> _Given problem_: Tally up the lines carrying the string "Muscle" and respond with only the resulting number.

[BEGIN Input data]

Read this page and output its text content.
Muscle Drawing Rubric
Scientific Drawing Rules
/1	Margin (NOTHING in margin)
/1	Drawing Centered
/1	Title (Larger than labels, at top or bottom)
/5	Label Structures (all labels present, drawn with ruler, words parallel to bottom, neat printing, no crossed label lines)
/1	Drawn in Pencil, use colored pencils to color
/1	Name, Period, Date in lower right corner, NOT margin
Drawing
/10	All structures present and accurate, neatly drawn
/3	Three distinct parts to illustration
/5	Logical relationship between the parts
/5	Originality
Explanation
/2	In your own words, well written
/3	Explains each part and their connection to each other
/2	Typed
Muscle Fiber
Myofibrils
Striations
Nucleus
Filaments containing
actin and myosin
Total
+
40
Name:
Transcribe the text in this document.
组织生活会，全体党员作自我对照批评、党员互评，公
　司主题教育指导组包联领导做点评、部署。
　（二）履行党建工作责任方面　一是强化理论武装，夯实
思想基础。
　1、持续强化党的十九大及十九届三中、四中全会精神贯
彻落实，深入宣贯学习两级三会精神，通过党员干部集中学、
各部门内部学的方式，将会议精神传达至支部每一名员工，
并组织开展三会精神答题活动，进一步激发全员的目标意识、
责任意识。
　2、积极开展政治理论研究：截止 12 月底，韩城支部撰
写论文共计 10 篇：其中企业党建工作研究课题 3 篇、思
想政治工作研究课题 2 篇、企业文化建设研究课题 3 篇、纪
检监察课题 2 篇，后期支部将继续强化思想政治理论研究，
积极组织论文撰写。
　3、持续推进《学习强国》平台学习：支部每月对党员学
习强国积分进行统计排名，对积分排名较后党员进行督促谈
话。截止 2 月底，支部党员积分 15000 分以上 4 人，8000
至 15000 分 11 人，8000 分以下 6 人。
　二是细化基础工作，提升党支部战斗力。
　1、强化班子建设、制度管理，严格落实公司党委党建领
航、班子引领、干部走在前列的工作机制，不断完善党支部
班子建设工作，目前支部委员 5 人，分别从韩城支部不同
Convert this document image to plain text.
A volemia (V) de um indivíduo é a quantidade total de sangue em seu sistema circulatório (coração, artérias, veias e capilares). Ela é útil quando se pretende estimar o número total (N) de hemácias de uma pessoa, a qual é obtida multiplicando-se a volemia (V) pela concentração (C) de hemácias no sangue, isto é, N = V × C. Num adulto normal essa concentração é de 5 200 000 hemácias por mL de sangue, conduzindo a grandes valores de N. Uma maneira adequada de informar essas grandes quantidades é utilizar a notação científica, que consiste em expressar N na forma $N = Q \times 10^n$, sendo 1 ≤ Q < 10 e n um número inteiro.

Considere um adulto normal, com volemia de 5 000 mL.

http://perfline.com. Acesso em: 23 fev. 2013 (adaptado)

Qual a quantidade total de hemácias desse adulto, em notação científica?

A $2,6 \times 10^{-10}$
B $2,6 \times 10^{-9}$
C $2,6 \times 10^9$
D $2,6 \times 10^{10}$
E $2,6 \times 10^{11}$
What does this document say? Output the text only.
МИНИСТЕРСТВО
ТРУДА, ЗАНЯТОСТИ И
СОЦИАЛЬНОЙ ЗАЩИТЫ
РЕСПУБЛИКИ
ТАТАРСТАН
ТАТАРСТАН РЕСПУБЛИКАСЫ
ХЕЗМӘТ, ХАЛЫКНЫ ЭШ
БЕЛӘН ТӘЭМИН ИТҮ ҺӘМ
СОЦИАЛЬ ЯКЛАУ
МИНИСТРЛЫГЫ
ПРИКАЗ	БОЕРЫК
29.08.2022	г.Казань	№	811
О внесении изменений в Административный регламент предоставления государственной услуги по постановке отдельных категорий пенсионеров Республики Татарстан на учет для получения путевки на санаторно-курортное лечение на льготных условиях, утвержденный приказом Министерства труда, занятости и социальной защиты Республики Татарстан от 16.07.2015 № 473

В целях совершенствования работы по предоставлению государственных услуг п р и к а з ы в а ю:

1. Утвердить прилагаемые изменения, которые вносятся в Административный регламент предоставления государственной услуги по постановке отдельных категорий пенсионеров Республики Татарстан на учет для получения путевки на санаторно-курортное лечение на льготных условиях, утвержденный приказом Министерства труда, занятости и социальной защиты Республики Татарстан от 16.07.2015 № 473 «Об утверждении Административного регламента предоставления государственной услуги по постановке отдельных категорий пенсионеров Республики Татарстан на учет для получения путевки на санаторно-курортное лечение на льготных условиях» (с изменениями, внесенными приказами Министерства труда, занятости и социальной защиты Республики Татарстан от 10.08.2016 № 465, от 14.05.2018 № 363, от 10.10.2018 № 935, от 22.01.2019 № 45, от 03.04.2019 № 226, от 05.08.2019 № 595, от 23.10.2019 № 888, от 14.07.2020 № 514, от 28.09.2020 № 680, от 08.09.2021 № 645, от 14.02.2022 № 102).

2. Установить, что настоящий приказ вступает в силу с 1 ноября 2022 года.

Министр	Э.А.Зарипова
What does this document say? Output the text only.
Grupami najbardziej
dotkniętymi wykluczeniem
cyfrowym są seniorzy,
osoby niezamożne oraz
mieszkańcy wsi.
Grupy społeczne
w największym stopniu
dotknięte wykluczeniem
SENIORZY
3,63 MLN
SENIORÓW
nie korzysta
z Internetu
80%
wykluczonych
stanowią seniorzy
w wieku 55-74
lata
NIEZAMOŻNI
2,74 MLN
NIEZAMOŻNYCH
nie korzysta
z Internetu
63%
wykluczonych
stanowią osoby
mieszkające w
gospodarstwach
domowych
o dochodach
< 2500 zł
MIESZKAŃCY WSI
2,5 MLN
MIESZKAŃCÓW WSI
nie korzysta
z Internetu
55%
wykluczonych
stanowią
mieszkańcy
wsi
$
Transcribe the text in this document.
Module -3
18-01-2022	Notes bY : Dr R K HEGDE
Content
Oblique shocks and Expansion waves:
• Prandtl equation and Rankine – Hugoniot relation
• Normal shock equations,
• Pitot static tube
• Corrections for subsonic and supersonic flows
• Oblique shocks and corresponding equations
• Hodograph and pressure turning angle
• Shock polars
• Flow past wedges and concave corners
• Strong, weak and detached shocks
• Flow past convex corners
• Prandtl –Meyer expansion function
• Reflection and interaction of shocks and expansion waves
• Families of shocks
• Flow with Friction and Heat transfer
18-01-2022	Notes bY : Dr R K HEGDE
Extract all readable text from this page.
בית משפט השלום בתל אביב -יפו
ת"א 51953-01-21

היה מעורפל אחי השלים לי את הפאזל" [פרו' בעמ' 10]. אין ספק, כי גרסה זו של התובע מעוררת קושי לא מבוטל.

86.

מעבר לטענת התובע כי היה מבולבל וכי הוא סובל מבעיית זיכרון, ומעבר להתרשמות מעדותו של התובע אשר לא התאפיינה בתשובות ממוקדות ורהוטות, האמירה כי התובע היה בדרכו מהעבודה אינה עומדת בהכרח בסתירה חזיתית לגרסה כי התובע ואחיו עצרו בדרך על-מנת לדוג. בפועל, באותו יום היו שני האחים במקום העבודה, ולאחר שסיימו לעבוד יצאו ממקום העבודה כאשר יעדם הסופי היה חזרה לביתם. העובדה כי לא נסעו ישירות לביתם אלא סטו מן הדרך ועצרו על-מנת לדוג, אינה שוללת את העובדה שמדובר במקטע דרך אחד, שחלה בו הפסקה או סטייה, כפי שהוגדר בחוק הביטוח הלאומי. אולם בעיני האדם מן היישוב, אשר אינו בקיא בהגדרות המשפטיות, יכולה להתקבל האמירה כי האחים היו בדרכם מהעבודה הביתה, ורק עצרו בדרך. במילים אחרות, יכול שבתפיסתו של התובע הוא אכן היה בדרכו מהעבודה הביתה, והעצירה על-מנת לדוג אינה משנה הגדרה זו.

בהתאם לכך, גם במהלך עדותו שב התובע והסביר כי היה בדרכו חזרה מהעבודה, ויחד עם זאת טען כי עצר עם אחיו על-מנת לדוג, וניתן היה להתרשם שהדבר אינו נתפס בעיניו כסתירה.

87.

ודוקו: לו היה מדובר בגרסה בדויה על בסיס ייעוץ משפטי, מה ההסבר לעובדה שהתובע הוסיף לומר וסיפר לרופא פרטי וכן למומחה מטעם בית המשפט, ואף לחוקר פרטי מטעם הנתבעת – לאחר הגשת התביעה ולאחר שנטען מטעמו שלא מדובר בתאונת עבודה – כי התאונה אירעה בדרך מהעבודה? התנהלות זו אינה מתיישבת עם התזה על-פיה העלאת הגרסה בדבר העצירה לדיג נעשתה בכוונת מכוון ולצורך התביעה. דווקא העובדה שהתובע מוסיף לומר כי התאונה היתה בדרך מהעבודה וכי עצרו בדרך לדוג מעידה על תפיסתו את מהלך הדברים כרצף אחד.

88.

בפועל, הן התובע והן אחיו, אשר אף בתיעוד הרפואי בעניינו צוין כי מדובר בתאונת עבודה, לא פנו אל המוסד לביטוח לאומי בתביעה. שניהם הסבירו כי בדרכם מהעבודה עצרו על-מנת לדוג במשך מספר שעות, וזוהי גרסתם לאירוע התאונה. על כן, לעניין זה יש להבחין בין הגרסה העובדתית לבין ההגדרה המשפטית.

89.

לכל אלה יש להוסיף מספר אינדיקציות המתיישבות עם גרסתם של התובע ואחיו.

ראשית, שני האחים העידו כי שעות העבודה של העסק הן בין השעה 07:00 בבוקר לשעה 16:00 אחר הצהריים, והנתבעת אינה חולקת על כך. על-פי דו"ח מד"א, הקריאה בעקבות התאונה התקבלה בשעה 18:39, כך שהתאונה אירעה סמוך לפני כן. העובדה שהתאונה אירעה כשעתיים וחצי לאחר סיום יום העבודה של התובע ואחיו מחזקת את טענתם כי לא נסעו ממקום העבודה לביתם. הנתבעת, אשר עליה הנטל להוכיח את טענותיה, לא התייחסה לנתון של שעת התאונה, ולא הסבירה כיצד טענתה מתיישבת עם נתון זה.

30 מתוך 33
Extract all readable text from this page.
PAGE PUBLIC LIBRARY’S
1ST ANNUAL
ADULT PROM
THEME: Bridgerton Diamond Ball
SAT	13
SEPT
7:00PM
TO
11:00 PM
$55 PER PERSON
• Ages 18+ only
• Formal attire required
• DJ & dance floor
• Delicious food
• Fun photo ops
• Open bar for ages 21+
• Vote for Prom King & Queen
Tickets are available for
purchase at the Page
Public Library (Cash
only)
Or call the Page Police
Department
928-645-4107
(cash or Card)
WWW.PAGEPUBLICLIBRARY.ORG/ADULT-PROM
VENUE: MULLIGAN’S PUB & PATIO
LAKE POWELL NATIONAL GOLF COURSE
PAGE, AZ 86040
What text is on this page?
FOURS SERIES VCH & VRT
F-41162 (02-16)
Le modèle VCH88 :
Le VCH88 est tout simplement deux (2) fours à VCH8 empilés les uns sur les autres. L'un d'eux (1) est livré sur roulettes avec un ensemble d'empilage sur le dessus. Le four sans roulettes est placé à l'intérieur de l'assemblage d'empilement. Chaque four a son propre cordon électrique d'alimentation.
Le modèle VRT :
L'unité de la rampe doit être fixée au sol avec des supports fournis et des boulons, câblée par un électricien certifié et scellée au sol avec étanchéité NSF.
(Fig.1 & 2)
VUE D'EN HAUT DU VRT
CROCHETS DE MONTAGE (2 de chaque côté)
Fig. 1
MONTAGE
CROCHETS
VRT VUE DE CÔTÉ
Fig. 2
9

[END Input data]

> _Solution to the exercise_: 2